== WORK TO DO ==
Leave out the pictures and copy the remaining records exactly.

--- Begin WORKING DATA ---

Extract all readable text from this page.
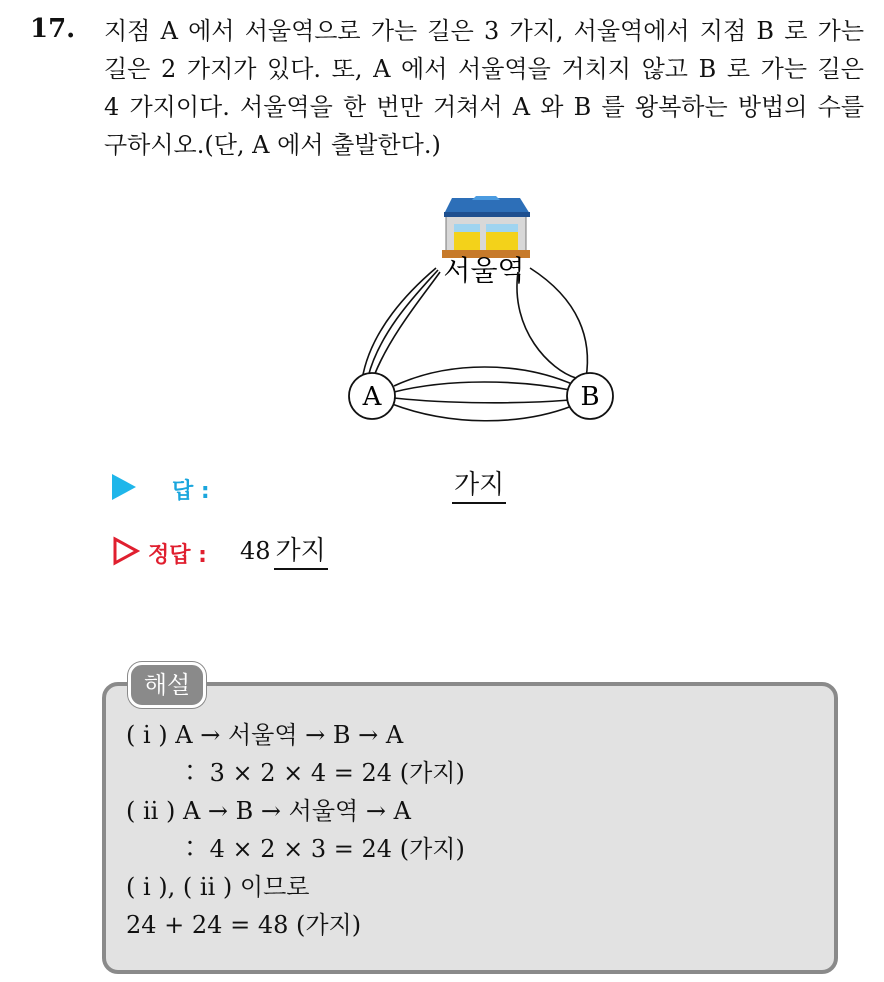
17. 지점 A 에서 서울역으로 가는 길은 3 가지, 서울역에서 지점 B 로 가는
길은 2 가지가 있다. 또, A 에서 서울역을 거치지 않고 B 로 가는 길은
4 가지이다. 서울역을 한 번만 거쳐서 A 와 B 를 왕복하는 방법의 수를
구하시오.(단, A 에서 출발한다.)
서울역
A	B
답 :	가지
정답 : 48 가지
해설
( i ) A → 서울역 → B → A
∶ 3 × 2 × 4 = 24 (가지)
( ii ) A → B → 서울역 → A
∶ 4 × 2 × 3 = 24 (가지)
( i ), ( ii ) 이므로
24 + 24 = 48 (가지)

--- End WORKING DATA ---

== SOLUTION FOR THIS EXERCISE ==
Extract all readable text from this page.
17. 지점 A 에서 서울역으로 가는 길은 3 가지, 서울역에서 지점 B 로 가는
길은 2 가지가 있다. 또, A 에서 서울역을 거치지 않고 B 로 가는 길은
4 가지이다. 서울역을 한 번만 거쳐서 A 와 B 를 왕복하는 방법의 수를
구하시오.(단, A 에서 출발한다.)
서울역
A	B
답 :	가지
정답 : 48 가지
해설
( i ) A → 서울역 → B → A
∶ 3 × 2 × 4 = 24 (가지)
( ii ) A → B → 서울역 → A
∶ 4 × 2 × 3 = 24 (가지)
( i ), ( ii ) 이므로
24 + 24 = 48 (가지)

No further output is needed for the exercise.